**Task goal**
Copy whichever lines contain the string "Insolation".

Records excerpted from a collection
——
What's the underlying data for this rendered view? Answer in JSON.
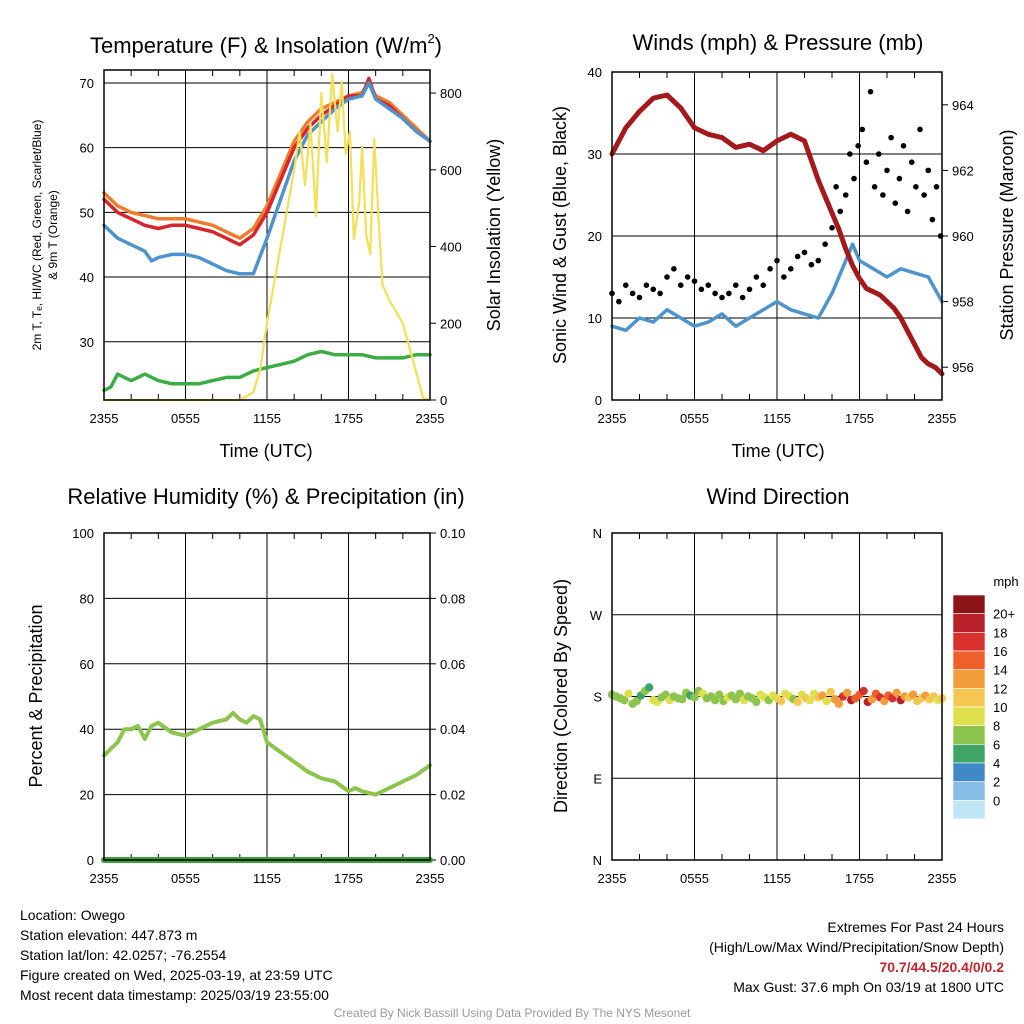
{
  "colors": {
    "red": "#d7262b",
    "green": "#3cac44",
    "blue": "#4f93cd",
    "orange": "#ef7c2c",
    "yellow": "#f4df55",
    "maroon": "#a3191c",
    "black": "#000000",
    "rh": "#8dc44d",
    "precip": "#3e9f3a",
    "footer_highlight": "#c0262b",
    "credit": "#9a9a9a"
  },
  "chart_data": [
    {
      "id": "temperature",
      "type": "line",
      "title": "Temperature (F) & Insolation (W/m",
      "title_sup": "2",
      "title_close": ")",
      "xlabel": "Time (UTC)",
      "ylabel": "2m T, Tₑ, HI/WC (Red, Green, Scarlet/Blue)",
      "ylabel2": "& 9m T (Orange)",
      "ylabel_right": "Solar Insolation (Yellow)",
      "x_ticks": [
        "2355",
        "0555",
        "1155",
        "1755",
        "2355"
      ],
      "x_range": [
        0,
        24
      ],
      "ylim": [
        21,
        72
      ],
      "y_ticks": [
        "30",
        "40",
        "50",
        "60",
        "70"
      ],
      "y_tick_values": [
        30,
        40,
        50,
        60,
        70
      ],
      "ylim_right": [
        0,
        860
      ],
      "y_right_ticks": [
        "0",
        "200",
        "400",
        "600",
        "800"
      ],
      "y_right_tick_values": [
        0,
        200,
        400,
        600,
        800
      ],
      "grid": true,
      "series": [
        {
          "color_key": "orange",
          "axis": "left",
          "x": [
            0,
            1,
            2,
            3,
            4,
            5,
            6,
            7,
            8,
            9,
            9.5,
            10,
            11,
            12,
            13,
            14,
            15,
            16,
            17,
            18,
            19,
            19.5,
            20,
            21,
            22,
            23,
            24
          ],
          "y": [
            53,
            51,
            50,
            49.5,
            49,
            49,
            49,
            48.5,
            48,
            47,
            46.5,
            46,
            47.5,
            51,
            56,
            61,
            64,
            66,
            67,
            68,
            68.5,
            70,
            68,
            67,
            65,
            63,
            61
          ]
        },
        {
          "color_key": "red",
          "axis": "left",
          "x": [
            0,
            1,
            2,
            3,
            4,
            5,
            6,
            7,
            8,
            9,
            9.5,
            10,
            11,
            12,
            13,
            14,
            15,
            16,
            17,
            18,
            19,
            19.5,
            20,
            21,
            22,
            23,
            24
          ],
          "y": [
            52,
            50,
            49,
            48,
            47.5,
            48,
            48,
            47.5,
            47,
            46,
            45.5,
            45,
            46.5,
            50,
            55,
            60,
            63,
            65,
            66.5,
            68,
            68,
            70.7,
            67.5,
            66.5,
            64.5,
            62.5,
            61
          ]
        },
        {
          "color_key": "blue",
          "axis": "left",
          "x": [
            0,
            1,
            2,
            3,
            3.5,
            4,
            5,
            6,
            7,
            8,
            9,
            10,
            11,
            12,
            13,
            14,
            15,
            16,
            17,
            18,
            19,
            19.5,
            20,
            21,
            22,
            23,
            24
          ],
          "y": [
            48,
            46,
            45,
            44,
            42.5,
            43,
            43.5,
            43.5,
            43,
            42,
            41,
            40.5,
            40.5,
            46,
            52,
            58,
            62,
            64,
            66,
            67.5,
            68,
            70,
            67.5,
            66,
            64.5,
            62.5,
            61
          ]
        },
        {
          "color_key": "green",
          "axis": "left",
          "x": [
            0,
            0.5,
            1,
            1.5,
            2,
            2.5,
            3,
            4,
            5,
            6,
            7,
            8,
            9,
            10,
            11,
            12,
            13,
            14,
            15,
            16,
            17,
            18,
            19,
            20,
            21,
            22,
            23,
            24
          ],
          "y": [
            22.5,
            23,
            25,
            24.5,
            24,
            24.5,
            25,
            24,
            23.5,
            23.5,
            23.5,
            24,
            24.5,
            24.5,
            25.5,
            26,
            26.5,
            27,
            28,
            28.5,
            28,
            28,
            28,
            27.5,
            27.5,
            27.5,
            28,
            28
          ]
        },
        {
          "color_key": "yellow",
          "axis": "right",
          "x": [
            0,
            10,
            11,
            11.5,
            12,
            13,
            14,
            14.4,
            14.8,
            15.2,
            15.6,
            16,
            16.4,
            16.8,
            17.2,
            17.5,
            17.8,
            18.1,
            18.4,
            18.8,
            19,
            19.3,
            19.6,
            19.9,
            20.2,
            20.5,
            21,
            22,
            23,
            23.5,
            24
          ],
          "y": [
            0,
            0,
            20,
            80,
            200,
            400,
            600,
            700,
            560,
            720,
            480,
            800,
            620,
            850,
            700,
            830,
            640,
            700,
            420,
            520,
            660,
            430,
            380,
            680,
            480,
            300,
            260,
            200,
            70,
            5,
            0
          ]
        }
      ]
    },
    {
      "id": "winds",
      "type": "line",
      "title": "Winds (mph) & Pressure (mb)",
      "xlabel": "Time (UTC)",
      "ylabel": "Sonic Wind & Gust (Blue, Black)",
      "ylabel_right": "Station Pressure (Maroon)",
      "x_ticks": [
        "2355",
        "0555",
        "1155",
        "1755",
        "2355"
      ],
      "x_range": [
        0,
        24
      ],
      "ylim": [
        0,
        40
      ],
      "y_ticks": [
        "0",
        "10",
        "20",
        "30",
        "40"
      ],
      "y_tick_values": [
        0,
        10,
        20,
        30,
        40
      ],
      "ylim_right": [
        955,
        965
      ],
      "y_right_ticks": [
        "956",
        "958",
        "960",
        "962",
        "964"
      ],
      "y_right_tick_values": [
        956,
        958,
        960,
        962,
        964
      ],
      "grid": true,
      "series": [
        {
          "color_key": "blue",
          "axis": "left",
          "kind": "line",
          "x": [
            0,
            1,
            2,
            3,
            4,
            5,
            6,
            7,
            8,
            9,
            10,
            11,
            12,
            13,
            14,
            15,
            16,
            17,
            17.5,
            18,
            19,
            20,
            21,
            22,
            23,
            24
          ],
          "y": [
            9,
            8.5,
            10,
            9.5,
            11,
            10,
            9,
            9.5,
            10.5,
            9,
            10,
            11,
            12,
            11,
            10.5,
            10,
            13,
            17,
            19,
            17,
            16,
            15,
            16,
            15.5,
            15,
            12
          ]
        },
        {
          "color_key": "black",
          "axis": "left",
          "kind": "scatter",
          "x": [
            0,
            0.5,
            1,
            1.5,
            2,
            2.5,
            3,
            3.5,
            4,
            4.5,
            5,
            5.5,
            6,
            6.5,
            7,
            7.5,
            8,
            8.5,
            9,
            9.5,
            10,
            10.5,
            11,
            11.5,
            12,
            12.5,
            13,
            13.5,
            14,
            14.5,
            15,
            15.5,
            16,
            16.3,
            16.6,
            17,
            17.3,
            17.6,
            17.9,
            18.2,
            18.5,
            18.8,
            19.1,
            19.4,
            19.7,
            20,
            20.3,
            20.6,
            20.9,
            21.2,
            21.5,
            21.8,
            22.1,
            22.4,
            22.7,
            23,
            23.3,
            23.6,
            23.9
          ],
          "y": [
            13,
            12,
            14,
            13,
            12.5,
            14,
            13.5,
            13,
            15,
            16,
            14,
            15,
            14.5,
            13.5,
            14,
            13,
            12.5,
            13,
            14,
            12.5,
            13.5,
            15,
            14,
            16,
            17,
            15,
            16,
            17.5,
            18,
            16.5,
            17,
            19,
            21,
            26,
            23,
            25,
            30,
            27,
            31,
            33,
            29,
            37.6,
            26,
            30,
            25,
            28,
            32,
            24,
            27,
            31,
            23,
            29,
            26,
            33,
            25,
            28,
            22,
            26,
            20
          ]
        },
        {
          "color_key": "maroon",
          "axis": "right",
          "kind": "line",
          "x": [
            0,
            1,
            2,
            3,
            4,
            5,
            6,
            7,
            8,
            9,
            10,
            11,
            12,
            13,
            14,
            14.5,
            15,
            15.5,
            16,
            16.5,
            17,
            17.5,
            18,
            18.5,
            19,
            19.5,
            20,
            20.5,
            21,
            21.5,
            22,
            22.5,
            23,
            23.5,
            24
          ],
          "y": [
            962.5,
            963.3,
            963.8,
            964.2,
            964.3,
            963.9,
            963.3,
            963.1,
            963,
            962.7,
            962.8,
            962.6,
            962.9,
            963.1,
            962.9,
            962.3,
            961.7,
            961.2,
            960.7,
            960.2,
            959.6,
            959.1,
            958.7,
            958.4,
            958.3,
            958.2,
            958,
            957.8,
            957.5,
            957.1,
            956.7,
            956.3,
            956.1,
            956.0,
            955.8
          ]
        }
      ]
    },
    {
      "id": "humidity",
      "type": "line",
      "title": "Relative Humidity (%) & Precipitation (in)",
      "ylabel": "Percent & Precipitation",
      "x_ticks": [
        "2355",
        "0555",
        "1155",
        "1755",
        "2355"
      ],
      "x_range": [
        0,
        24
      ],
      "ylim": [
        0,
        100
      ],
      "y_ticks": [
        "0",
        "20",
        "40",
        "60",
        "80",
        "100"
      ],
      "y_tick_values": [
        0,
        20,
        40,
        60,
        80,
        100
      ],
      "ylim_right": [
        0,
        0.1
      ],
      "y_right_ticks": [
        "0.00",
        "0.02",
        "0.04",
        "0.06",
        "0.08",
        "0.10"
      ],
      "y_right_tick_values": [
        0,
        0.02,
        0.04,
        0.06,
        0.08,
        0.1
      ],
      "grid": true,
      "series": [
        {
          "color_key": "rh",
          "axis": "left",
          "x": [
            0,
            1,
            1.5,
            2,
            2.5,
            3,
            3.5,
            4,
            5,
            6,
            7,
            8,
            9,
            9.5,
            10,
            10.5,
            11,
            11.5,
            12,
            13,
            14,
            15,
            16,
            17,
            18,
            18.5,
            19,
            20,
            21,
            22,
            23,
            24
          ],
          "y": [
            32,
            36,
            40,
            40,
            41,
            37,
            41,
            42,
            39,
            38,
            40,
            42,
            43,
            45,
            43,
            42,
            44,
            43,
            36,
            33,
            30,
            27,
            25,
            24,
            21,
            22,
            21,
            20,
            22,
            24,
            26,
            29
          ]
        },
        {
          "color_key": "precip",
          "axis": "right",
          "x": [
            0,
            24
          ],
          "y": [
            0,
            0
          ]
        }
      ]
    },
    {
      "id": "wind_direction",
      "type": "scatter",
      "title": "Wind Direction",
      "ylabel": "Direction (Colored By Speed)",
      "x_ticks": [
        "2355",
        "0555",
        "1155",
        "1755",
        "2355"
      ],
      "x_range": [
        0,
        24
      ],
      "ylim": [
        0,
        360
      ],
      "y_ticks": [
        "N",
        "E",
        "S",
        "W",
        "N"
      ],
      "y_tick_values": [
        0,
        90,
        180,
        270,
        360
      ],
      "grid": true,
      "colorbar": {
        "title": "mph",
        "labels": [
          "20+",
          "18",
          "16",
          "14",
          "12",
          "10",
          "8",
          "6",
          "4",
          "2",
          "0"
        ],
        "colors": [
          "#8c1518",
          "#b8202a",
          "#d8302c",
          "#ee5f2a",
          "#f39c3b",
          "#f7c552",
          "#e0e04e",
          "#8dc44d",
          "#3ea567",
          "#3f89c4",
          "#86bde6",
          "#bfe5f7"
        ]
      },
      "points": {
        "x": [
          0,
          0.3,
          0.6,
          0.9,
          1.2,
          1.5,
          1.8,
          2.1,
          2.4,
          2.7,
          3,
          3.3,
          3.6,
          3.9,
          4.2,
          4.5,
          4.8,
          5.1,
          5.4,
          5.7,
          6,
          6.3,
          6.6,
          6.9,
          7.2,
          7.5,
          7.8,
          8.1,
          8.4,
          8.7,
          9,
          9.3,
          9.6,
          9.9,
          10.2,
          10.5,
          10.8,
          11.1,
          11.4,
          11.7,
          12,
          12.3,
          12.6,
          12.9,
          13.2,
          13.5,
          13.8,
          14.1,
          14.4,
          14.7,
          15,
          15.3,
          15.6,
          15.9,
          16.2,
          16.5,
          16.8,
          17.1,
          17.4,
          17.7,
          18,
          18.3,
          18.6,
          18.9,
          19.2,
          19.5,
          19.8,
          20.1,
          20.4,
          20.7,
          21,
          21.3,
          21.6,
          21.9,
          22.2,
          22.5,
          22.8,
          23.1,
          23.4,
          23.7,
          24
        ],
        "y": [
          182,
          180,
          178,
          176,
          183,
          172,
          175,
          181,
          186,
          190,
          176,
          174,
          179,
          182,
          176,
          180,
          178,
          177,
          184,
          181,
          179,
          186,
          183,
          178,
          180,
          176,
          182,
          175,
          179,
          181,
          177,
          183,
          176,
          180,
          178,
          174,
          182,
          179,
          176,
          181,
          178,
          175,
          183,
          180,
          177,
          174,
          182,
          178,
          176,
          183,
          179,
          181,
          175,
          185,
          177,
          172,
          180,
          184,
          176,
          178,
          182,
          186,
          174,
          177,
          183,
          179,
          175,
          181,
          178,
          184,
          176,
          180,
          179,
          182,
          175,
          178,
          181,
          177,
          180,
          176,
          178
        ],
        "speed": [
          8,
          9,
          8,
          8,
          10,
          9,
          8,
          7,
          9,
          7,
          11,
          10,
          9,
          8,
          10,
          9,
          8,
          9,
          8,
          7,
          9,
          8,
          10,
          9,
          8,
          9,
          8,
          9,
          10,
          9,
          8,
          9,
          10,
          9,
          8,
          9,
          10,
          11,
          9,
          10,
          10,
          12,
          11,
          10,
          9,
          12,
          11,
          12,
          10,
          11,
          12,
          14,
          11,
          13,
          15,
          14,
          19,
          15,
          20,
          17,
          16,
          18,
          20,
          15,
          17,
          19,
          14,
          16,
          18,
          15,
          20,
          14,
          13,
          15,
          12,
          13,
          14,
          12,
          13,
          11,
          12
        ]
      }
    }
  ],
  "footer": {
    "location": "Location: Owego",
    "elevation": "Station elevation: 447.873 m",
    "latlon": "Station lat/lon: 42.0257; -76.2554",
    "created": "Figure created on Wed, 2025-03-19, at 23:59 UTC",
    "recent": "Most recent data timestamp: 2025/03/19 23:55:00",
    "extremes_title": "Extremes For Past 24 Hours",
    "extremes_legend": "(High/Low/Max Wind/Precipitation/Snow Depth)",
    "extremes_values": "70.7/44.5/20.4/0/0.2",
    "max_gust": "Max Gust: 37.6 mph On 03/19 at 1800 UTC",
    "credit": "Created By Nick Bassill Using Data Provided By The NYS Mesonet"
  }
}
——
**Reply to the exercise**
      "title": "Temperature (F) & Insolation (W/m",
      "ylabel_right": "Solar Insolation (Yellow)",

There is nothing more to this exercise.